Source records:
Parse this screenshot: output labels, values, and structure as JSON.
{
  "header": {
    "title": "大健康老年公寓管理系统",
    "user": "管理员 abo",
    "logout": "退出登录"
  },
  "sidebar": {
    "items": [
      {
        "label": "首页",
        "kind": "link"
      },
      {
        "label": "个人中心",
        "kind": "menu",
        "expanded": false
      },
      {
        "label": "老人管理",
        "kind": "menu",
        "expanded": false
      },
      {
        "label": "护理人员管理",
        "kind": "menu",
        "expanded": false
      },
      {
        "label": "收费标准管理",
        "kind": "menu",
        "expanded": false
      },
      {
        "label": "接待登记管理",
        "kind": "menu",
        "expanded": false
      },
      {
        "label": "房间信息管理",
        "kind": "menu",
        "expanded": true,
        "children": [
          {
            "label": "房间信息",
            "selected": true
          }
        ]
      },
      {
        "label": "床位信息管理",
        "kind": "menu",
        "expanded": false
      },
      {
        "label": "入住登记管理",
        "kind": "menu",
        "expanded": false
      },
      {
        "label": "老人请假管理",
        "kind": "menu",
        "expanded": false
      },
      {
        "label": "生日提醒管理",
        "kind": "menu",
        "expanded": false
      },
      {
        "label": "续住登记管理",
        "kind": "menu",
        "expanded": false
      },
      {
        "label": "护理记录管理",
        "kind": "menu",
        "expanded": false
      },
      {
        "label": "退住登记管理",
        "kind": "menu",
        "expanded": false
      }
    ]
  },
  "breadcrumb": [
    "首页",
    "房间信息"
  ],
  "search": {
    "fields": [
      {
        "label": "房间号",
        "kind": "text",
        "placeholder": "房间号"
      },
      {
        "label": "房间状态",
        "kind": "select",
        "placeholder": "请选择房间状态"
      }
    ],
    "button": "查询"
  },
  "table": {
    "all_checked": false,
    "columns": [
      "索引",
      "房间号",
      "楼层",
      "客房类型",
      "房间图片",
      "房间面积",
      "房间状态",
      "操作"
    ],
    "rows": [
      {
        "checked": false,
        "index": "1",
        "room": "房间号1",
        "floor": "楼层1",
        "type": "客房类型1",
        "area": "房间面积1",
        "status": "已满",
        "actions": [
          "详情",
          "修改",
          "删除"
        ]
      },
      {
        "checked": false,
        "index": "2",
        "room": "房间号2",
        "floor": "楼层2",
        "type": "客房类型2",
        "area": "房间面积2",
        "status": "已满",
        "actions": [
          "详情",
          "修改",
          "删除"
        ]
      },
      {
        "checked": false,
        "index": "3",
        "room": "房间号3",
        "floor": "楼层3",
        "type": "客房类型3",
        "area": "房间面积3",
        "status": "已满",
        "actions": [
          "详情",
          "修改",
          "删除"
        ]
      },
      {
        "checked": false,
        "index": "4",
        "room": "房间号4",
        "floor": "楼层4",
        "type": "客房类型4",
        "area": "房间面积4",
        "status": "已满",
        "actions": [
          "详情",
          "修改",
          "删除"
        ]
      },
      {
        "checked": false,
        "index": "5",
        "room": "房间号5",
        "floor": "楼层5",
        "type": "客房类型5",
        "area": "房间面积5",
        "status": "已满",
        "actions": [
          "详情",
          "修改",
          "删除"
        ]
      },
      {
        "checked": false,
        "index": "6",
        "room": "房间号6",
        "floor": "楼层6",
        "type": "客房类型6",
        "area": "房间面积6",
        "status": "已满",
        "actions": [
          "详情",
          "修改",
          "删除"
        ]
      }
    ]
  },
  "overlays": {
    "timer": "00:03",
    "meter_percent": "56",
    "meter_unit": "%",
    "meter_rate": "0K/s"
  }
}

Required task: Gather up the lines that contain the word "placeholder".

Solution below:
        "placeholder": "房间号"
        "placeholder": "请选择房间状态"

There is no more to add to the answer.